### SET EXERCISE
Reproduce the records below exactly as they appear.

----------------------------------------

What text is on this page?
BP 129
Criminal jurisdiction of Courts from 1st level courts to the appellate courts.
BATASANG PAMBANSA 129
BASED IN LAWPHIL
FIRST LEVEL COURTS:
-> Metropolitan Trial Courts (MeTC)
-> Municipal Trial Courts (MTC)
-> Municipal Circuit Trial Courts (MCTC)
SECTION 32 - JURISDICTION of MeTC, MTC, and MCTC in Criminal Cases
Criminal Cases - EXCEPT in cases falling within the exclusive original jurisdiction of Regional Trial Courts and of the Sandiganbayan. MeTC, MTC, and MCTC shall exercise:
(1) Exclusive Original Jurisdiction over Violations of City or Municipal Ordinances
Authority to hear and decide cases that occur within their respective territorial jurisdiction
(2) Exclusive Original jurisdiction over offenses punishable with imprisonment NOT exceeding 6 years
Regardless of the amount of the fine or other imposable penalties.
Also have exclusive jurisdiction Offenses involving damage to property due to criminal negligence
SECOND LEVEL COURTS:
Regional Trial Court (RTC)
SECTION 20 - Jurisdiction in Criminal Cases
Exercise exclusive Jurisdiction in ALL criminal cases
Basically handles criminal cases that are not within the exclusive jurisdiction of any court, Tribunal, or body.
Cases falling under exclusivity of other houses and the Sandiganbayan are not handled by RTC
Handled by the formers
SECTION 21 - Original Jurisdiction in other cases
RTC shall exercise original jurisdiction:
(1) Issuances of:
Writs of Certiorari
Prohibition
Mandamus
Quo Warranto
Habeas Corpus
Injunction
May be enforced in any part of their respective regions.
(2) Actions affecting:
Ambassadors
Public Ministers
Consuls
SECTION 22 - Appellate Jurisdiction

----------------------------------------

### FINAL ANSWER
What text is on this page?
BP 129
Criminal jurisdiction of Courts from 1st level courts to the appellate courts.
BATASANG PAMBANSA 129
BASED IN LAWPHIL
FIRST LEVEL COURTS:
-> Metropolitan Trial Courts (MeTC)
-> Municipal Trial Courts (MTC)
-> Municipal Circuit Trial Courts (MCTC)
SECTION 32 - JURISDICTION of MeTC, MTC, and MCTC in Criminal Cases
Criminal Cases - EXCEPT in cases falling within the exclusive original jurisdiction of Regional Trial Courts and of the Sandiganbayan. MeTC, MTC, and MCTC shall exercise:
(1) Exclusive Original Jurisdiction over Violations of City or Municipal Ordinances
Authority to hear and decide cases that occur within their respective territorial jurisdiction
(2) Exclusive Original jurisdiction over offenses punishable with imprisonment NOT exceeding 6 years
Regardless of the amount of the fine or other imposable penalties.
Also have exclusive jurisdiction Offenses involving damage to property due to criminal negligence
SECOND LEVEL COURTS:
Regional Trial Court (RTC)
SECTION 20 - Jurisdiction in Criminal Cases
Exercise exclusive Jurisdiction in ALL criminal cases
Basically handles criminal cases that are not within the exclusive jurisdiction of any court, Tribunal, or body.
Cases falling under exclusivity of other houses and the Sandiganbayan are not handled by RTC
Handled by the formers
SECTION 21 - Original Jurisdiction in other cases
RTC shall exercise original jurisdiction:
(1) Issuances of:
Writs of Certiorari
Prohibition
Mandamus
Quo Warranto
Habeas Corpus
Injunction
May be enforced in any part of their respective regions.
(2) Actions affecting:
Ambassadors
Public Ministers
Consuls
SECTION 22 - Appellate Jurisdiction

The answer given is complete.